• [FRAGMENTO PROPORCIONADO]
Francisco Javier Gómez Tarín.
Profesor Titular de Comunicación Audiovisual Universitat Jaume I. Castellón.
Un año más hemos pasado a duras penas el rubicón de las insoportables festividades navideñas, las celebraciones de fin de año y el empacho de regalos inservibles a mayor gloria de los comercios y en perjuicio de nuestros estómagos y carteras. Con la llegada de 2017 se prodigan las buenas intenciones y las autopromesas a sabiendas de su incumplimiento posterior. Sin embargo, en la cuerda floja del mundo en que vivimos tal parece que ese camino siempre pensado/deseado de ir hacia mejor se ha quebrado, como demuestran los ascensos de las ideologías de extrema derecha en Europa, la victoria de Trump, el Brexit, e incluso el apalancamiento de Rajoy al frente del gobierno con el apoyo de PSOE y Ciudadanos. Pero nada de esto era imprevisible, mal que nos pese: una vez más, nos estábamos engañando.

• [TAREA ESCRITA A]
Según el fragmento sobre la llegada de 2017, ¿qué partidos apoyan a Rajoy al frente del gobierno?

• [EXTRACTOS DE REGISTROS]
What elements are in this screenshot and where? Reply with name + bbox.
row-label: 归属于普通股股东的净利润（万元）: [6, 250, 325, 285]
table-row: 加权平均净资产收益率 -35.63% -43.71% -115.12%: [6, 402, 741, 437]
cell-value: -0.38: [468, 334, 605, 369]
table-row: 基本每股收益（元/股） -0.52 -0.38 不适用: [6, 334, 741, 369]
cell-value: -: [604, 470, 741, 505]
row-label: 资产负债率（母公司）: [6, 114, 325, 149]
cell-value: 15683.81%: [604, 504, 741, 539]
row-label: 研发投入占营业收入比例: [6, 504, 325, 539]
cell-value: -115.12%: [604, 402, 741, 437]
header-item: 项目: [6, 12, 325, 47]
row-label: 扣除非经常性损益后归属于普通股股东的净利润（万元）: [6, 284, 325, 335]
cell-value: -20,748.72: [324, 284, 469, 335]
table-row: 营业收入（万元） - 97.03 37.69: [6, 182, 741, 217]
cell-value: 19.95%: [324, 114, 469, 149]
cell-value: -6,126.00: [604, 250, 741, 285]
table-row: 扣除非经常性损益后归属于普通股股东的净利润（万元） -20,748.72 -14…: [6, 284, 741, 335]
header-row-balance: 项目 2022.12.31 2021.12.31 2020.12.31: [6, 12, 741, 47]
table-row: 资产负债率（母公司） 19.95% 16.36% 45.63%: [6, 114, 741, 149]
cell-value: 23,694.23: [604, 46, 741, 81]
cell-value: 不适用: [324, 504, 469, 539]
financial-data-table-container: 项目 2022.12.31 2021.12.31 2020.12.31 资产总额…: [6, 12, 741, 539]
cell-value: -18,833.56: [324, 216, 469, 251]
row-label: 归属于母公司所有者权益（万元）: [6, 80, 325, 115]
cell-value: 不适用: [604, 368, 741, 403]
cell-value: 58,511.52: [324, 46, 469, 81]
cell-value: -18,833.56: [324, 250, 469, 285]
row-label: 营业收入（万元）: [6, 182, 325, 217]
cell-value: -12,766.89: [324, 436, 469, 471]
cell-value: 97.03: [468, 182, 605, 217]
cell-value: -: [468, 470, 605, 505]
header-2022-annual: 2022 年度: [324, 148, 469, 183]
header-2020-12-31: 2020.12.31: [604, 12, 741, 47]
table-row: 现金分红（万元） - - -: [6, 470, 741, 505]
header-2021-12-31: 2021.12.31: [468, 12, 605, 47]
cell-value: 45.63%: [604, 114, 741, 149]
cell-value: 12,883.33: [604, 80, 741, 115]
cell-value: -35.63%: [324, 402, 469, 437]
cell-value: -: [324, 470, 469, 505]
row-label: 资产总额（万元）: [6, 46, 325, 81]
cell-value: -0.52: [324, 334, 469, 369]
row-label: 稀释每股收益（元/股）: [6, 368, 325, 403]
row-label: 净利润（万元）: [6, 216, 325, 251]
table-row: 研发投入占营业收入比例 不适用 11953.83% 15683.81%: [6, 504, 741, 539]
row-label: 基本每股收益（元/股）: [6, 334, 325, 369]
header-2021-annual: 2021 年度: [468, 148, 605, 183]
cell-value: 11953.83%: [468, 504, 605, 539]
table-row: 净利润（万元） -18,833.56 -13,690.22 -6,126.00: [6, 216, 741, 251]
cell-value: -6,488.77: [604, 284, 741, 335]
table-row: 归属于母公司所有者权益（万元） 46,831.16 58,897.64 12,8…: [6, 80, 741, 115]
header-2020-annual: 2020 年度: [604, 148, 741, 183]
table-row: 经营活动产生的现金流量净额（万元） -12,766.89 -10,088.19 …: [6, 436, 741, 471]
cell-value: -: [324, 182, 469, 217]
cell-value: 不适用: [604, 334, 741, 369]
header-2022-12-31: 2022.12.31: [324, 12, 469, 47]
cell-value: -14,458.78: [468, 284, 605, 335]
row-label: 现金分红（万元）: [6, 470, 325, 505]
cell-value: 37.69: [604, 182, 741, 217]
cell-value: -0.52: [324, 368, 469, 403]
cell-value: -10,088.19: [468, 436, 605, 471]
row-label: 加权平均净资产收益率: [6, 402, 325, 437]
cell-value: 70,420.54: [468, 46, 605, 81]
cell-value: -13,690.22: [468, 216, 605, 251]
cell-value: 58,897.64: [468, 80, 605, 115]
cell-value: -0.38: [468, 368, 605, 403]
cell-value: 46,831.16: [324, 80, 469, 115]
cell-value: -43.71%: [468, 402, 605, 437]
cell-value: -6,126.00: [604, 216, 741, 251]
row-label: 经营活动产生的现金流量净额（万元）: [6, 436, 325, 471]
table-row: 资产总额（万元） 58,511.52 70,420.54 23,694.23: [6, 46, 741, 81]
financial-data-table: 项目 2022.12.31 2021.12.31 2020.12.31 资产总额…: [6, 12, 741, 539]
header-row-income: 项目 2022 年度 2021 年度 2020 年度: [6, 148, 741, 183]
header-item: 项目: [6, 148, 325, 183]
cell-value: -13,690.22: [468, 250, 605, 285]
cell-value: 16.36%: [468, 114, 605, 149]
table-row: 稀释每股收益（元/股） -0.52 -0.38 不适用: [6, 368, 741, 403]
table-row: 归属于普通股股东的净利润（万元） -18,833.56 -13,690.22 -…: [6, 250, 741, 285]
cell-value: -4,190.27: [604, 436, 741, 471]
---
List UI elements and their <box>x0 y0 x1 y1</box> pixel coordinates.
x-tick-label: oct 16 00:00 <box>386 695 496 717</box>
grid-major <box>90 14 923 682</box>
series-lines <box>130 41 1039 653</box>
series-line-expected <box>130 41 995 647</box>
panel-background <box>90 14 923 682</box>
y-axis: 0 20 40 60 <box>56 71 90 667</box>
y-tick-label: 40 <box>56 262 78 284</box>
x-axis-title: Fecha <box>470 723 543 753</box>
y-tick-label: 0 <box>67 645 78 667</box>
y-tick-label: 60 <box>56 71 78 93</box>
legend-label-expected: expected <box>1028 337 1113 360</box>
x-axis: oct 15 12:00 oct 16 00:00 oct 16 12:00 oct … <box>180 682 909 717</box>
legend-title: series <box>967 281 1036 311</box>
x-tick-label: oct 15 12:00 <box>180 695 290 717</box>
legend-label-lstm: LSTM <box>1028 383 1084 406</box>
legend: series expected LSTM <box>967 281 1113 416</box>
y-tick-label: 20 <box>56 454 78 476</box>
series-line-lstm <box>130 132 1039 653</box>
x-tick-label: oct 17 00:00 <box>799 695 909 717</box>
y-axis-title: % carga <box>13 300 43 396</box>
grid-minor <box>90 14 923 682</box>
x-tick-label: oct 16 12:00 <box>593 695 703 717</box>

• [TAREA ESCRITA B]
En los registros, cambia "table-row" por "fila-tabla" en todo lo que va desde la línea que contiene "What elements are" hasta la línea que contiene "cell-value: 不适用: [324, 504, 469, 539]", ambas incluidas. Devuelve solo esas líneas, sin tocar nada más.

• [RESPUESTA COMPLETA A]
El PSOE y Ciudadanos.

• [RESPUESTA COMPLETA B]
What elements are in this screenshot and where? Reply with name + bbox.
row-label: 归属于普通股股东的净利润（万元）: [6, 250, 325, 285]
fila-tabla: 加权平均净资产收益率 -35.63% -43.71% -115.12%: [6, 402, 741, 437]
cell-value: -0.38: [468, 334, 605, 369]
fila-tabla: 基本每股收益（元/股） -0.52 -0.38 不适用: [6, 334, 741, 369]
cell-value: -: [604, 470, 741, 505]
row-label: 资产负债率（母公司）: [6, 114, 325, 149]
cell-value: 15683.81%: [604, 504, 741, 539]
row-label: 研发投入占营业收入比例: [6, 504, 325, 539]
cell-value: -115.12%: [604, 402, 741, 437]
header-item: 项目: [6, 12, 325, 47]
row-label: 扣除非经常性损益后归属于普通股股东的净利润（万元）: [6, 284, 325, 335]
cell-value: -20,748.72: [324, 284, 469, 335]
fila-tabla: 营业收入（万元） - 97.03 37.69: [6, 182, 741, 217]
cell-value: 19.95%: [324, 114, 469, 149]
cell-value: -6,126.00: [604, 250, 741, 285]
fila-tabla: 扣除非经常性损益后归属于普通股股东的净利润（万元） -20,748.72 -14…: [6, 284, 741, 335]
header-row-balance: 项目 2022.12.31 2021.12.31 2020.12.31: [6, 12, 741, 47]
fila-tabla: 资产负债率（母公司） 19.95% 16.36% 45.63%: [6, 114, 741, 149]
cell-value: 23,694.23: [604, 46, 741, 81]
cell-value: 不适用: [324, 504, 469, 539]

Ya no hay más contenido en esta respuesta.